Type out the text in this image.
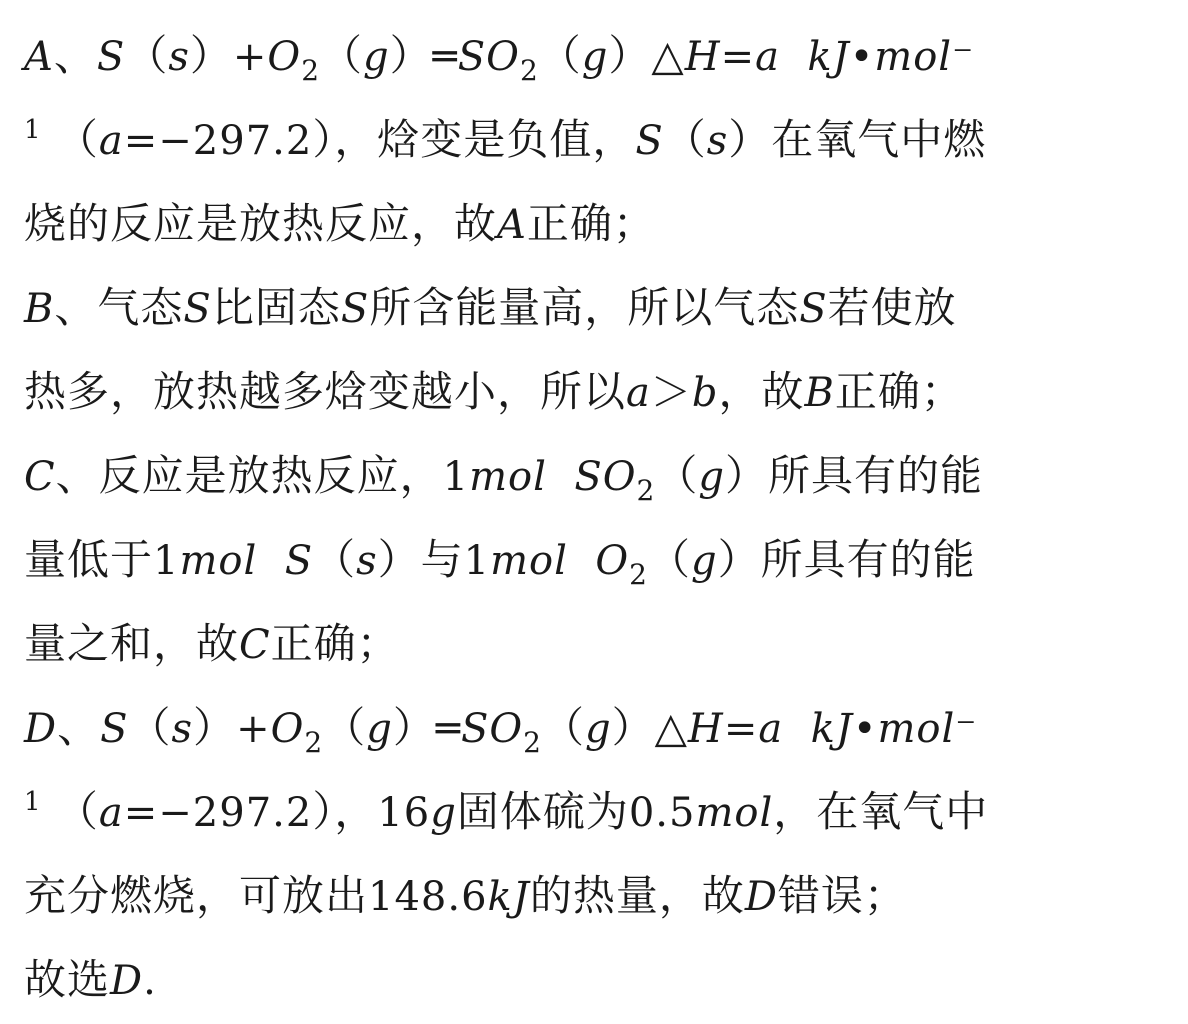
A、$S(s)+O_2(g)═SO_2(g)\triangle H=a$  kJ•mol⁻
$^1$ （a=−297.2），焓变是负值，S（s）在氧气中燃
烧的反应是放热反应，故A正确；
B、气态S比固态S所含能量高，所以气态S若使放
热多，放热越多焓变越小，所以a＞b，故B正确；
C、反应是放热反应，1mol  $SO_2(g)$所具有的能
量低于1mol  S（s）与1mol  $O_2(g)$所具有的能
量之和，故C正确；
D、$S(s)+O_2(g)═SO_2(g)\triangle H=a$  kJ•mol⁻
$^1$ （a=−297.2），16g固体硫为0.5mol，在氧气中
充分燃烧，可放出148.6kJ的热量，故D错误；
故选D.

★ ★ ★

Reproduce every entry word for word, but omit the pictures.

TASK RESULT
Type out the text in this image.
A、$S(s)+O_2(g)═SO_2(g)\triangle H=a$  kJ•mol⁻
$^1$ （a=−297.2），焓变是负值，S（s）在氧气中燃
烧的反应是放热反应，故A正确；
B、气态S比固态S所含能量高，所以气态S若使放
热多，放热越多焓变越小，所以a＞b，故B正确；
C、反应是放热反应，1mol  $SO_2(g)$所具有的能
量低于1mol  S（s）与1mol  $O_2(g)$所具有的能
量之和，故C正确；
D、$S(s)+O_2(g)═SO_2(g)\triangle H=a$  kJ•mol⁻
$^1$ （a=−297.2），16g固体硫为0.5mol，在氧气中
充分燃烧，可放出148.6kJ的热量，故D错误；
故选D.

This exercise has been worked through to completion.